Work required: Take the line containing "Convert this screenshot" and every line after it to the end of the records, and copy them exactly, excluding pictures.

Provided data:
╭──

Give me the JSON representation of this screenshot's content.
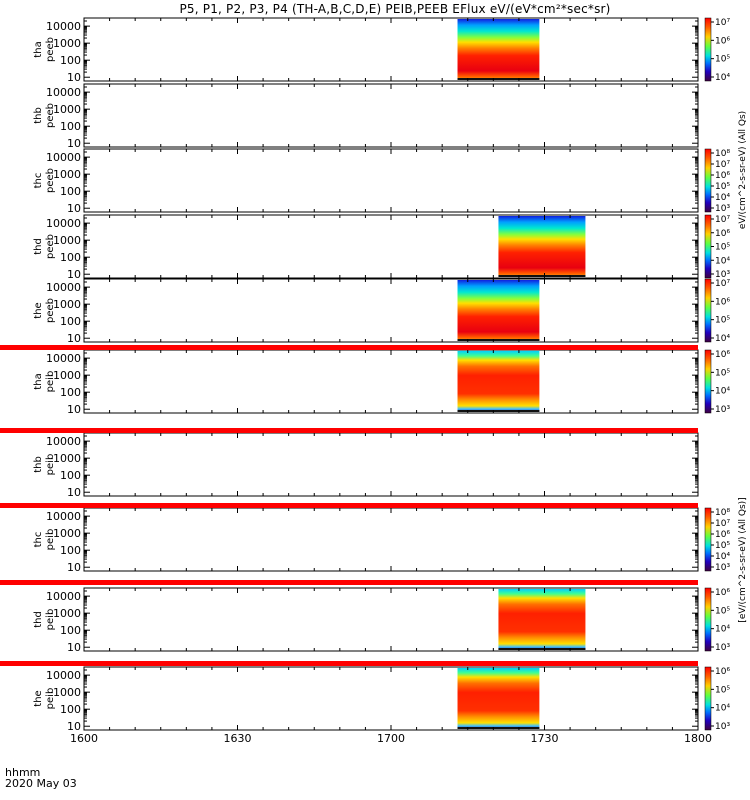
{
  "title": "P5, P1, P2, P3, P4 (TH-A,B,C,D,E) PEIB,PEEB EFlux eV/(eV*cm²*sec*sr)",
  "corner_labels": {
    "format": "hhmm",
    "date": "2020 May 03"
  },
  "colorbar_title_e": "eV/(cm^2-s-sr-eV) (All Qs)",
  "colorbar_title_i": "[eV/(cm^2-s-sr-eV) (All Qs)]",
  "chart_data": {
    "type": "heatmap",
    "x_axis": {
      "ticks": [
        "1600",
        "1630",
        "1700",
        "1730",
        "1800"
      ],
      "range_minutes": [
        0,
        120
      ]
    },
    "y_axis": {
      "scale": "log",
      "ticks": [
        "10",
        "100",
        "1000",
        "10000"
      ],
      "range": [
        6,
        30000
      ]
    },
    "panels": [
      {
        "label1": "tha",
        "label2": "peeb",
        "has_data": true,
        "t_start": 73,
        "t_end": 89,
        "colorbar": [
          "10⁴",
          "10⁵",
          "10⁶",
          "10⁷"
        ],
        "red_stripe_below": false
      },
      {
        "label1": "thb",
        "label2": "peeb",
        "has_data": false,
        "colorbar": [],
        "red_stripe_below": false
      },
      {
        "label1": "thc",
        "label2": "peeb",
        "has_data": false,
        "colorbar": [
          "10³",
          "10⁴",
          "10⁵",
          "10⁶",
          "10⁷",
          "10⁸"
        ],
        "red_stripe_below": false
      },
      {
        "label1": "thd",
        "label2": "peeb",
        "has_data": true,
        "t_start": 81,
        "t_end": 98,
        "colorbar": [
          "10³",
          "10⁴",
          "10⁵",
          "10⁶",
          "10⁷"
        ],
        "red_stripe_below": false
      },
      {
        "label1": "the",
        "label2": "peeb",
        "has_data": true,
        "t_start": 73,
        "t_end": 89,
        "colorbar": [
          "10⁴",
          "10⁵",
          "10⁶",
          "10⁷"
        ],
        "red_stripe_below": true
      },
      {
        "label1": "tha",
        "label2": "peib",
        "has_data": true,
        "t_start": 73,
        "t_end": 89,
        "colorbar": [
          "10³",
          "10⁴",
          "10⁵",
          "10⁶"
        ],
        "red_stripe_below": true
      },
      {
        "label1": "thb",
        "label2": "peib",
        "has_data": false,
        "colorbar": [],
        "red_stripe_below": true
      },
      {
        "label1": "thc",
        "label2": "peib",
        "has_data": false,
        "colorbar": [
          "10³",
          "10⁴",
          "10⁵",
          "10⁶",
          "10⁷",
          "10⁸"
        ],
        "red_stripe_below": true
      },
      {
        "label1": "thd",
        "label2": "peib",
        "has_data": true,
        "t_start": 81,
        "t_end": 98,
        "colorbar": [
          "10³",
          "10⁴",
          "10⁵",
          "10⁶"
        ],
        "red_stripe_below": true
      },
      {
        "label1": "the",
        "label2": "peib",
        "has_data": true,
        "t_start": 73,
        "t_end": 89,
        "colorbar": [
          "10³",
          "10⁴",
          "10⁵",
          "10⁶"
        ],
        "red_stripe_below": false
      }
    ]
  }
}
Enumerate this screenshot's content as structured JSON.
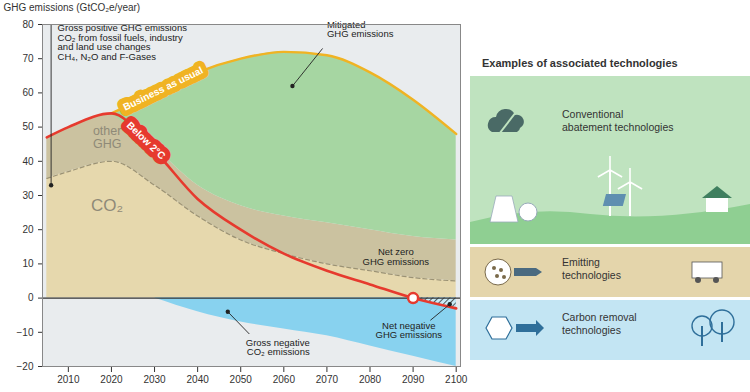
{
  "chart_data": {
    "type": "area",
    "y_label": "GHG emissions (GtCO₂e/year)",
    "x": [
      2005,
      2010,
      2020,
      2030,
      2040,
      2050,
      2060,
      2070,
      2080,
      2090,
      2100
    ],
    "xlim": [
      2004,
      2101
    ],
    "xticks": [
      2010,
      2020,
      2030,
      2040,
      2050,
      2060,
      2070,
      2080,
      2090,
      2100
    ],
    "ylim": [
      -20,
      80
    ],
    "yticks": [
      -20,
      -10,
      0,
      10,
      20,
      30,
      40,
      50,
      60,
      70,
      80
    ],
    "grid": false,
    "stacked": true,
    "series": [
      {
        "name": "CO₂",
        "type": "area",
        "color": "#e6d8ad",
        "line_style": "dashed",
        "values": [
          35,
          37,
          40,
          33,
          24,
          17,
          13,
          10,
          8,
          6,
          5
        ]
      },
      {
        "name": "other GHG",
        "type": "area",
        "color": "#cbc2a0",
        "values": [
          12,
          13,
          14,
          11,
          9,
          10,
          11,
          12,
          12,
          12,
          12
        ]
      },
      {
        "name": "Mitigated\nGHG emissions",
        "type": "area",
        "color": "#a6d6a2",
        "values": [
          null,
          null,
          0,
          16,
          33,
          43,
          48,
          49,
          46,
          40,
          31
        ]
      },
      {
        "name": "Gross negative\nCO₂ emissions",
        "type": "area",
        "color": "#88d2ef",
        "values": [
          null,
          null,
          null,
          0,
          -4,
          -7,
          -9,
          -11,
          -14,
          -17,
          -20
        ]
      },
      {
        "name": "Business as usual",
        "type": "line",
        "color": "#f0b323",
        "values": [
          null,
          null,
          54,
          60,
          66,
          70,
          72,
          71,
          66,
          58,
          48
        ]
      },
      {
        "name": "Below 2°C",
        "type": "line",
        "color": "#e63a2e",
        "values": [
          47,
          50,
          54,
          43,
          29,
          20,
          13,
          8,
          4,
          0,
          -3
        ]
      }
    ],
    "annotations": [
      {
        "text": "Gross positive GHG emissions\nCO₂ from fossil fuels, industry\nand land use changes\nCH₄, N₂O and F-Gases"
      },
      {
        "text": "Net zero\nGHG emissions"
      },
      {
        "text": "Net negative\nGHG emissions"
      }
    ]
  },
  "technologies": {
    "title": "Examples of associated technologies",
    "items": [
      {
        "label": "Conventional\nabatement technologies",
        "color": "#bfe3bf"
      },
      {
        "label": "Emitting\ntechnologies",
        "color": "#e4d5ab"
      },
      {
        "label": "Carbon removal\ntechnologies",
        "color": "#c3e5f3"
      }
    ]
  }
}
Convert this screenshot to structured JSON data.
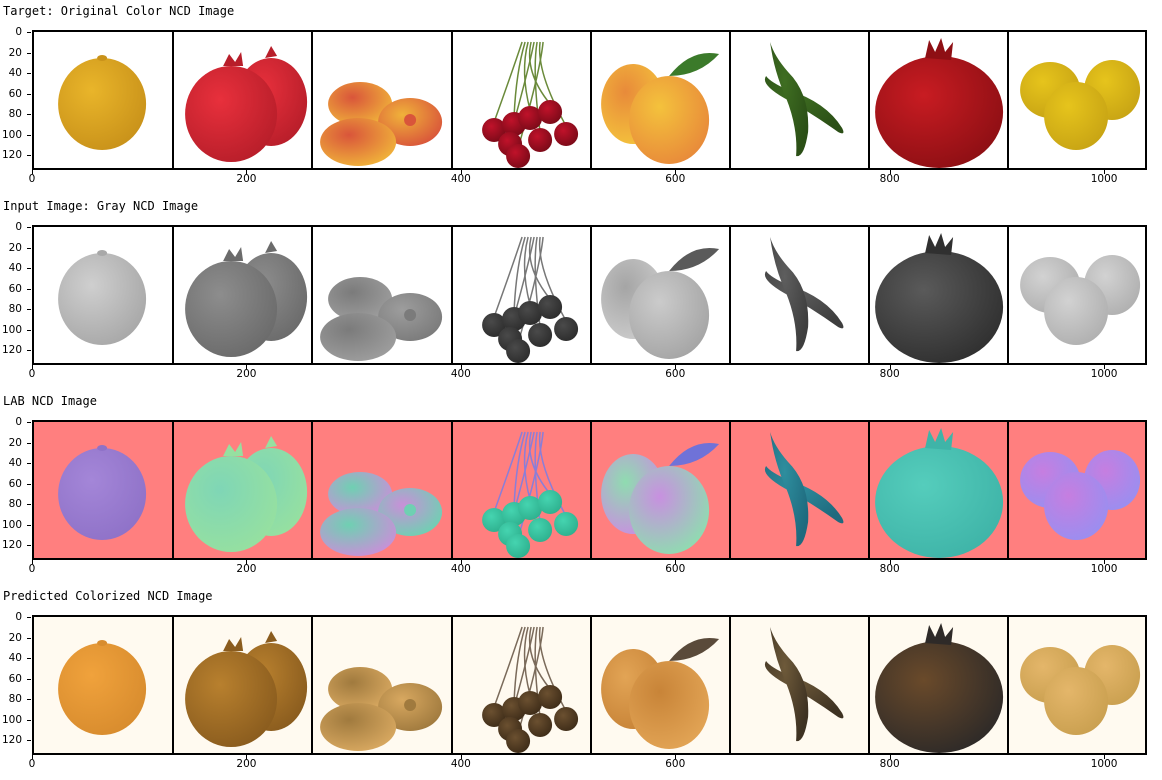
{
  "panels": [
    {
      "title": "Target: Original Color NCD Image",
      "mode": "color"
    },
    {
      "title": "Input Image: Gray NCD Image",
      "mode": "gray"
    },
    {
      "title": "LAB NCD Image",
      "mode": "lab"
    },
    {
      "title": "Predicted Colorized NCD Image",
      "mode": "pred"
    }
  ],
  "y_tick_labels": [
    "0",
    "20",
    "40",
    "60",
    "80",
    "100",
    "120"
  ],
  "x_tick_labels": [
    "0",
    "200",
    "400",
    "600",
    "800",
    "1000"
  ],
  "fruits": [
    "lemon",
    "pomegranate",
    "peaches",
    "cherries",
    "peach",
    "chili-peppers",
    "pomegranate",
    "lemons"
  ],
  "colors": {
    "lab_background": "#ff7f7f",
    "pred_background": "#fffaf0",
    "frame": "#000000"
  }
}
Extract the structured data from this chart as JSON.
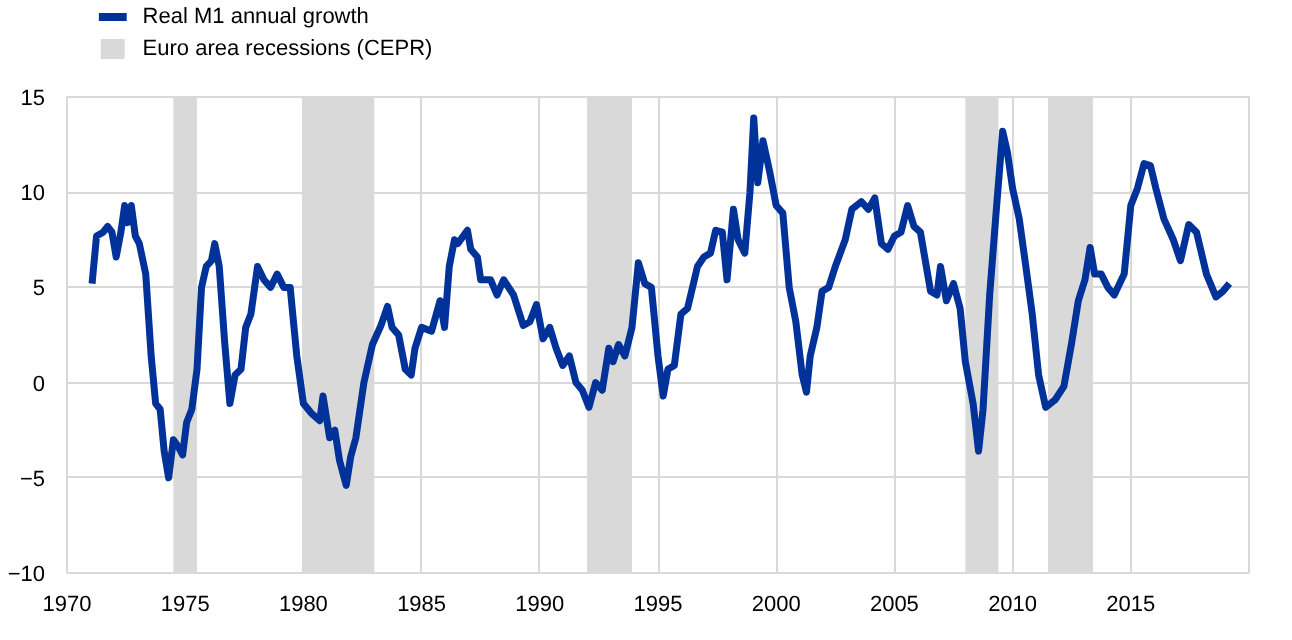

╰──

Exercise solution:
Convert this screenshot to structured JSON data.
{
  "panels": [
    {
      "title": "Target: Original Color NCD Image",
      "mode": "color"
    },
    {
      "title": "Input Image: Gray NCD Image",
      "mode": "gray"
    },
    {
      "title": "LAB NCD Image",
      "mode": "lab"
    },
    {
      "title": "Predicted Colorized NCD Image",
      "mode": "pred"
    }
  ],
  "y_tick_labels": [
    "0",
    "20",
    "40",
    "60",
    "80",
    "100",
    "120"
  ],
  "x_tick_labels": [
    "0",
    "200",
    "400",
    "600",
    "800",
    "1000"
  ],
  "fruits": [
    "lemon",
    "pomegranate",
    "peaches",
    "cherries",
    "peach",
    "chili-peppers",
    "pomegranate",
    "lemons"
  ],
  "colors": {
    "lab_background": "#ff7f7f",
    "pred_background": "#fffaf0",
    "frame": "#000000"
  }
}
Extract the structured data from this chart as JSON.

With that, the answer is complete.